___ Material provided

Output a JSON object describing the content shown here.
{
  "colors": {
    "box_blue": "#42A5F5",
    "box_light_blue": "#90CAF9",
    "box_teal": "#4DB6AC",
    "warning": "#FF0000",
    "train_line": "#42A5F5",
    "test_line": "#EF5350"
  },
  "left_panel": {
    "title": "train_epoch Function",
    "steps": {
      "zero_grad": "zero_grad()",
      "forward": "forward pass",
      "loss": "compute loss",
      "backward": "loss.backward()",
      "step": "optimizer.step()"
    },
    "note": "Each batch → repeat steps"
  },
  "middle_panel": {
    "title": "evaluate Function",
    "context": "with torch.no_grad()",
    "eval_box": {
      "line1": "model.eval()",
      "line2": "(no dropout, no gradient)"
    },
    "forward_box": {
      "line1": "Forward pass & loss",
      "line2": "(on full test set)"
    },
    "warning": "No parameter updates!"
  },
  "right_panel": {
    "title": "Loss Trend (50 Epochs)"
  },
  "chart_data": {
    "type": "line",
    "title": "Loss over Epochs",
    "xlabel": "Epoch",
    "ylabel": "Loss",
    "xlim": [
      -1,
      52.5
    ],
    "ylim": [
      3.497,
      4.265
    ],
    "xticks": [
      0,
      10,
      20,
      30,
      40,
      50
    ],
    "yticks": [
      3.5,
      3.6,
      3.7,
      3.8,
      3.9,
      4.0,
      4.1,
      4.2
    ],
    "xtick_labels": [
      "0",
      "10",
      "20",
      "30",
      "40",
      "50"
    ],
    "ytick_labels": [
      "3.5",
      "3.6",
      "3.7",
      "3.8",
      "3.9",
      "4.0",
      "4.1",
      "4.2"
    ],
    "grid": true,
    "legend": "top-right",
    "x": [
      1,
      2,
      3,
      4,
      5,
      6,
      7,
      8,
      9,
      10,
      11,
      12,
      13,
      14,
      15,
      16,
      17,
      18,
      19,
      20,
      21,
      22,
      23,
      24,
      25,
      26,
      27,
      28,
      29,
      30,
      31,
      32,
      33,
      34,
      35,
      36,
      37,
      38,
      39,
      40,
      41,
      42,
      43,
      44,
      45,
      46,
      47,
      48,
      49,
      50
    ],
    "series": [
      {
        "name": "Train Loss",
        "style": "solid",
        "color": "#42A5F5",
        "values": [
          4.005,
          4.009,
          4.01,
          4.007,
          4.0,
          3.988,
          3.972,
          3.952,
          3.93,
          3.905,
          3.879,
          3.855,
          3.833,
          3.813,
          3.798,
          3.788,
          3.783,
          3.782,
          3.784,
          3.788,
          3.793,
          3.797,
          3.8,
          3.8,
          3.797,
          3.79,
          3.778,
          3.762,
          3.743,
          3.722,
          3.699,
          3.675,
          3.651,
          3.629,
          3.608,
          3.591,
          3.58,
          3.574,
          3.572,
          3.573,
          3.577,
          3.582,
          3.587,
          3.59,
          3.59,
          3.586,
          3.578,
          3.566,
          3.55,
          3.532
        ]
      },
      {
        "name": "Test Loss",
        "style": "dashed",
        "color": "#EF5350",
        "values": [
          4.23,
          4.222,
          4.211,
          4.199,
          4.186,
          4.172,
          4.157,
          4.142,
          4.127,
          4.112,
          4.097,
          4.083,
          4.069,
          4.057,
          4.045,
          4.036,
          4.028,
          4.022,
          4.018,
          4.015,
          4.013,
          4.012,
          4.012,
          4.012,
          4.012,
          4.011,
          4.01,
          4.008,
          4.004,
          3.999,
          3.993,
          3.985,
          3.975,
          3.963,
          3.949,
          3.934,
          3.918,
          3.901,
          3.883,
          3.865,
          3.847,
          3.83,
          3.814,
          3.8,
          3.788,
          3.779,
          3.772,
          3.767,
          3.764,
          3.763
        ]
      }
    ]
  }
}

______

** Exercise details **
Give back all the records exactly as they stand.

** Solution for this task **
Output a JSON object describing the content shown here.
{
  "colors": {
    "box_blue": "#42A5F5",
    "box_light_blue": "#90CAF9",
    "box_teal": "#4DB6AC",
    "warning": "#FF0000",
    "train_line": "#42A5F5",
    "test_line": "#EF5350"
  },
  "left_panel": {
    "title": "train_epoch Function",
    "steps": {
      "zero_grad": "zero_grad()",
      "forward": "forward pass",
      "loss": "compute loss",
      "backward": "loss.backward()",
      "step": "optimizer.step()"
    },
    "note": "Each batch → repeat steps"
  },
  "middle_panel": {
    "title": "evaluate Function",
    "context": "with torch.no_grad()",
    "eval_box": {
      "line1": "model.eval()",
      "line2": "(no dropout, no gradient)"
    },
    "forward_box": {
      "line1": "Forward pass & loss",
      "line2": "(on full test set)"
    },
    "warning": "No parameter updates!"
  },
  "right_panel": {
    "title": "Loss Trend (50 Epochs)"
  },
  "chart_data": {
    "type": "line",
    "title": "Loss over Epochs",
    "xlabel": "Epoch",
    "ylabel": "Loss",
    "xlim": [
      -1,
      52.5
    ],
    "ylim": [
      3.497,
      4.265
    ],
    "xticks": [
      0,
      10,
      20,
      30,
      40,
      50
    ],
    "yticks": [
      3.5,
      3.6,
      3.7,
      3.8,
      3.9,
      4.0,
      4.1,
      4.2
    ],
    "xtick_labels": [
      "0",
      "10",
      "20",
      "30",
      "40",
      "50"
    ],
    "ytick_labels": [
      "3.5",
      "3.6",
      "3.7",
      "3.8",
      "3.9",
      "4.0",
      "4.1",
      "4.2"
    ],
    "grid": true,
    "legend": "top-right",
    "x": [
      1,
      2,
      3,
      4,
      5,
      6,
      7,
      8,
      9,
      10,
      11,
      12,
      13,
      14,
      15,
      16,
      17,
      18,
      19,
      20,
      21,
      22,
      23,
      24,
      25,
      26,
      27,
      28,
      29,
      30,
      31,
      32,
      33,
      34,
      35,
      36,
      37,
      38,
      39,
      40,
      41,
      42,
      43,
      44,
      45,
      46,
      47,
      48,
      49,
      50
    ],
    "series": [
      {
        "name": "Train Loss",
        "style": "solid",
        "color": "#42A5F5",
        "values": [
          4.005,
          4.009,
          4.01,
          4.007,
          4.0,
          3.988,
          3.972,
          3.952,
          3.93,
          3.905,
          3.879,
          3.855,
          3.833,
          3.813,
          3.798,
          3.788,
          3.783,
          3.782,
          3.784,
          3.788,
          3.793,
          3.797,
          3.8,
          3.8,
          3.797,
          3.79,
          3.778,
          3.762,
          3.743,
          3.722,
          3.699,
          3.675,
          3.651,
          3.629,
          3.608,
          3.591,
          3.58,
          3.574,
          3.572,
          3.573,
          3.577,
          3.582,
          3.587,
          3.59,
          3.59,
          3.586,
          3.578,
          3.566,
          3.55,
          3.532
        ]
      },
      {
        "name": "Test Loss",
        "style": "dashed",
        "color": "#EF5350",
        "values": [
          4.23,
          4.222,
          4.211,
          4.199,
          4.186,
          4.172,
          4.157,
          4.142,
          4.127,
          4.112,
          4.097,
          4.083,
          4.069,
          4.057,
          4.045,
          4.036,
          4.028,
          4.022,
          4.018,
          4.015,
          4.013,
          4.012,
          4.012,
          4.012,
          4.012,
          4.011,
          4.01,
          4.008,
          4.004,
          3.999,
          3.993,
          3.985,
          3.975,
          3.963,
          3.949,
          3.934,
          3.918,
          3.901,
          3.883,
          3.865,
          3.847,
          3.83,
          3.814,
          3.8,
          3.788,
          3.779,
          3.772,
          3.767,
          3.764,
          3.763
        ]
      }
    ]
  }
}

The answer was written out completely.